------ INPUT ROWS ------

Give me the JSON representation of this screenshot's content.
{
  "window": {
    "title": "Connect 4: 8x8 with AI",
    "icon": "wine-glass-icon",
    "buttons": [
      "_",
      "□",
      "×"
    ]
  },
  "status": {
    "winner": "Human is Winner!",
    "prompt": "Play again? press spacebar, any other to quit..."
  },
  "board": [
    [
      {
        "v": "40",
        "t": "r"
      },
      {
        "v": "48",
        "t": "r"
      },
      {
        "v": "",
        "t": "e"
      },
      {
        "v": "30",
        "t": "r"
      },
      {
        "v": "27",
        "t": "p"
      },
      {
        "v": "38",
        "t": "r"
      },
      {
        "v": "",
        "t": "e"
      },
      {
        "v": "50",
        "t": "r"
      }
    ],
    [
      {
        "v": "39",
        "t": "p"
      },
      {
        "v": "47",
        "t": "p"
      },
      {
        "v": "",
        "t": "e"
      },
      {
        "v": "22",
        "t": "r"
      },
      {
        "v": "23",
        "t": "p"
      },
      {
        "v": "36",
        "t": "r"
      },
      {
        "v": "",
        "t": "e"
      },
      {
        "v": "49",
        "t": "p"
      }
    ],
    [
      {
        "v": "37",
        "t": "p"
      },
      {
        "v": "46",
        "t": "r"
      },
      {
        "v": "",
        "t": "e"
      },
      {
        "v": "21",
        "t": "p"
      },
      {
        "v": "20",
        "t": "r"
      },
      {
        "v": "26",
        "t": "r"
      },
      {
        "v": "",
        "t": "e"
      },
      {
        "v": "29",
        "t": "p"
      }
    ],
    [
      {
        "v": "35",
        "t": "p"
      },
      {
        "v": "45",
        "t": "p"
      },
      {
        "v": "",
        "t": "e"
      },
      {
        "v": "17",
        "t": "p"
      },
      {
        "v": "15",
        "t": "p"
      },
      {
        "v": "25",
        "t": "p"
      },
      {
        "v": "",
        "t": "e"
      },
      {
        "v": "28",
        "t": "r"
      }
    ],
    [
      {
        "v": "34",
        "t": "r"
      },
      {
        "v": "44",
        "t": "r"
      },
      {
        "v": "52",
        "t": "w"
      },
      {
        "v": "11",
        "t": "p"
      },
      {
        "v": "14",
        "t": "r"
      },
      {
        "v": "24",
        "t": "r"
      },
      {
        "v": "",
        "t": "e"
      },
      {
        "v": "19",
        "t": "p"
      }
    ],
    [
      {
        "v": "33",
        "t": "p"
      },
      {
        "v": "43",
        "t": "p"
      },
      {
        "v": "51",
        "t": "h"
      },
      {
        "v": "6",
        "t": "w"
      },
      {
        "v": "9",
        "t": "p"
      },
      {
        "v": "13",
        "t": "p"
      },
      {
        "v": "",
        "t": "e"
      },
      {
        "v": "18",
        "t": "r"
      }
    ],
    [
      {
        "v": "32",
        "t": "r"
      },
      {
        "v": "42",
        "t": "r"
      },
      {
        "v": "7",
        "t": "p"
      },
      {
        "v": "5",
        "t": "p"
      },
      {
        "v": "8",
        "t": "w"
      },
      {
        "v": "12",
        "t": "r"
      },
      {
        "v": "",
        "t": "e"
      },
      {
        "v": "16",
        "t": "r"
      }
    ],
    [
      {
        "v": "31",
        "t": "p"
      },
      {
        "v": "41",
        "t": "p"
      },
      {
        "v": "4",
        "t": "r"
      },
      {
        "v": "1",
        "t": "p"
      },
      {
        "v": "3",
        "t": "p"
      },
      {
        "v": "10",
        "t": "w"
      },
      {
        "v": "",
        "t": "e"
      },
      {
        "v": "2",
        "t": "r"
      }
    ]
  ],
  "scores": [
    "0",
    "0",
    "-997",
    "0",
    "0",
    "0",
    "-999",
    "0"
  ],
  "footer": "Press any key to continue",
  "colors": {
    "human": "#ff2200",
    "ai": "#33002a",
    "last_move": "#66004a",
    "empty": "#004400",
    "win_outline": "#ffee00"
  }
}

------
------ INPUT ROWS ------

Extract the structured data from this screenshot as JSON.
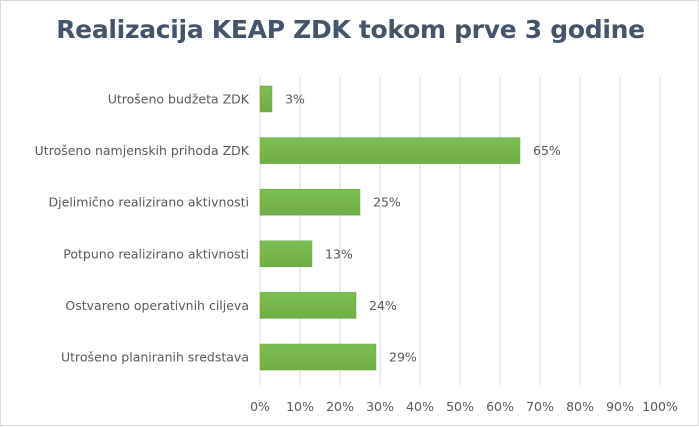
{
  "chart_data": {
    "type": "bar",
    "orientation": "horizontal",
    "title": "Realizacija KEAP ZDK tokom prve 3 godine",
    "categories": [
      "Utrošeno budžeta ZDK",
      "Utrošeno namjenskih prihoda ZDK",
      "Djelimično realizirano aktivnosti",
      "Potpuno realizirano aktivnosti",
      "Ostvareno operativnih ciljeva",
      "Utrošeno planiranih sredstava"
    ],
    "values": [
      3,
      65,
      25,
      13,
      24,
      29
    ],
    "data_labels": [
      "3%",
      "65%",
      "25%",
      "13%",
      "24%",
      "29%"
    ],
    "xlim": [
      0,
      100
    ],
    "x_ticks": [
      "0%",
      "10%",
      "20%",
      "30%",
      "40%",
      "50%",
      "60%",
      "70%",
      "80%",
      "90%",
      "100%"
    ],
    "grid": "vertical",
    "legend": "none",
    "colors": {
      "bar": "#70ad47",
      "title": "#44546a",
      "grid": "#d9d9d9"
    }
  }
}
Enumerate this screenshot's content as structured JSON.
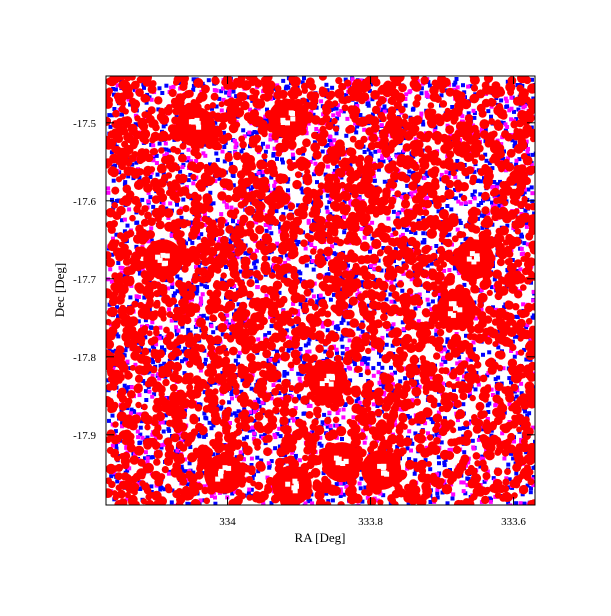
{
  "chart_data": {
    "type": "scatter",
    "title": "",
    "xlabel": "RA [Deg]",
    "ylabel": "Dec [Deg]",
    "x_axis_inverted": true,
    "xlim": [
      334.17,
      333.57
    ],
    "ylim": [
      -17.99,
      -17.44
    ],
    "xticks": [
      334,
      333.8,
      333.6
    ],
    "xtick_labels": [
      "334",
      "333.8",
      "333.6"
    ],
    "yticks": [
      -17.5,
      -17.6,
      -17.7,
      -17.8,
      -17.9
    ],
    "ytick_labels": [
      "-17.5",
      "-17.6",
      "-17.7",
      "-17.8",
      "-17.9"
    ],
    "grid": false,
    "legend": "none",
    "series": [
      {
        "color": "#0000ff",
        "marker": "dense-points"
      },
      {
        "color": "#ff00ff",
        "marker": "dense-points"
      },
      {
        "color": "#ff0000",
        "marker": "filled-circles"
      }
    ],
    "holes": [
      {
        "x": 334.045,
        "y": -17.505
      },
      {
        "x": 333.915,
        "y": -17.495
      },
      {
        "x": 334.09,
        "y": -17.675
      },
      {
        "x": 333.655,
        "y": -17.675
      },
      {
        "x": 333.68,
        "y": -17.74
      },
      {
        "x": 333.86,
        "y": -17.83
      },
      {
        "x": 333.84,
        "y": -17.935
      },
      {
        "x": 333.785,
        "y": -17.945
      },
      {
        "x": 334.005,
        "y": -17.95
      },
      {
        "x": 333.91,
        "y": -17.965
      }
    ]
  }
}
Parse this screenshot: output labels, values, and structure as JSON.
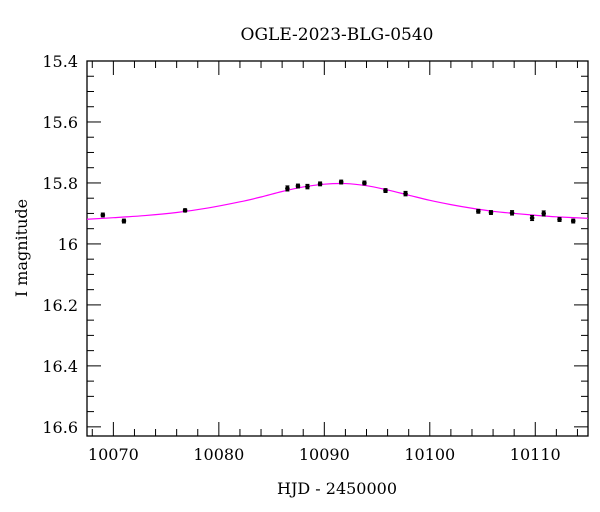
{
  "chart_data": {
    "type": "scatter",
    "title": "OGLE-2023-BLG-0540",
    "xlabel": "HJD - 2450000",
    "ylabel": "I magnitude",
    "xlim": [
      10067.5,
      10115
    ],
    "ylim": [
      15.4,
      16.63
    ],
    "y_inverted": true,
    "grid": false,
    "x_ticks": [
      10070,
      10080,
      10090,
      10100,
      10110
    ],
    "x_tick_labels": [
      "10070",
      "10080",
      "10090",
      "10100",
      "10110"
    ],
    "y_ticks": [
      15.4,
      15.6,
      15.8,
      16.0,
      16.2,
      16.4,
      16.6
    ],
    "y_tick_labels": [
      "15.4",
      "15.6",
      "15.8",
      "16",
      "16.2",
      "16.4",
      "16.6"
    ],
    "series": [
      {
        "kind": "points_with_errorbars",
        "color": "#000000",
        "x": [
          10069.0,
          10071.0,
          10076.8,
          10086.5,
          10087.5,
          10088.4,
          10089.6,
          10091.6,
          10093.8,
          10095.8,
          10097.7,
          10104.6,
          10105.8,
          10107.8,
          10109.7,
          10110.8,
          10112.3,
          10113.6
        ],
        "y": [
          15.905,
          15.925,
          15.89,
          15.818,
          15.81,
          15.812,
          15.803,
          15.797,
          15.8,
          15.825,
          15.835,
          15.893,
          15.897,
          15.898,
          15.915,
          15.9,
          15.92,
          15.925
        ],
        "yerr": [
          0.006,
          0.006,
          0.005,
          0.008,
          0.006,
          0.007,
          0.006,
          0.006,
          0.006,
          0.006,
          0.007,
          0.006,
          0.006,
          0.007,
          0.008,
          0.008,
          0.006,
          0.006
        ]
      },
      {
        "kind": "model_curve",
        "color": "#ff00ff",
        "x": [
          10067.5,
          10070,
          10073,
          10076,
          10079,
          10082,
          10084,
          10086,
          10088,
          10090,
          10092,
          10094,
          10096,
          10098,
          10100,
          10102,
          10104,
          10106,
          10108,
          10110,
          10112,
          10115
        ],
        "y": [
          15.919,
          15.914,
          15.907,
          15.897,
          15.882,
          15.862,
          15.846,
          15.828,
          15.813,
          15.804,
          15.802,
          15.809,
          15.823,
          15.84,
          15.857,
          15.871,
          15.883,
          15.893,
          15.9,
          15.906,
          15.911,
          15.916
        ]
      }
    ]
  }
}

------
------ INPUT ROWS ------

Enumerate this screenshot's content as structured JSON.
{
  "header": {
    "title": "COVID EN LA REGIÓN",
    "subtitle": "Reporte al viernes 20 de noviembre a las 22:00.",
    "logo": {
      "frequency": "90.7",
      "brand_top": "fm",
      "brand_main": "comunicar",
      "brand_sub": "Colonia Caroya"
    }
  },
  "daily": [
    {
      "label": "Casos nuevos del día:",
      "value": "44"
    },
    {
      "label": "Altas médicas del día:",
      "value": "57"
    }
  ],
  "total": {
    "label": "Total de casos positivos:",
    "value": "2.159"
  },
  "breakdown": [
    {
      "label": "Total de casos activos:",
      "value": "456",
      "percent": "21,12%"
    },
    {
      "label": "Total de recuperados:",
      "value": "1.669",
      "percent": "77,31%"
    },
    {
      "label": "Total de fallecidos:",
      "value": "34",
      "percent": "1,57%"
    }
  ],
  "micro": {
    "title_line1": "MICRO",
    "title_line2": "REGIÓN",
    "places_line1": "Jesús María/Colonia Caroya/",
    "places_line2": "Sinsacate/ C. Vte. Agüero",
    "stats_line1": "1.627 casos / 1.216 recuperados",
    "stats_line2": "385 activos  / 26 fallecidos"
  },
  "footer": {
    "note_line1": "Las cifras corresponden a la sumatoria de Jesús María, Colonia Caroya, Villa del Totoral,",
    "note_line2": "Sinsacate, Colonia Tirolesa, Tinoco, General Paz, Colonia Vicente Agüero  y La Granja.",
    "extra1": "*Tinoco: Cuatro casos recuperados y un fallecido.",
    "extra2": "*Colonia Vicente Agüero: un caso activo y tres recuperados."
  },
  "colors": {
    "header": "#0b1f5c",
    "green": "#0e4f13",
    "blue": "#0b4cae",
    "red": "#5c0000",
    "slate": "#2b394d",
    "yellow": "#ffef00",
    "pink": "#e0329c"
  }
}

------

STATED EXERCISE>
Check the records above line by line and tally those holding the string "grid". Answer with the number only.

REPLY TO THE EXERCISE>
4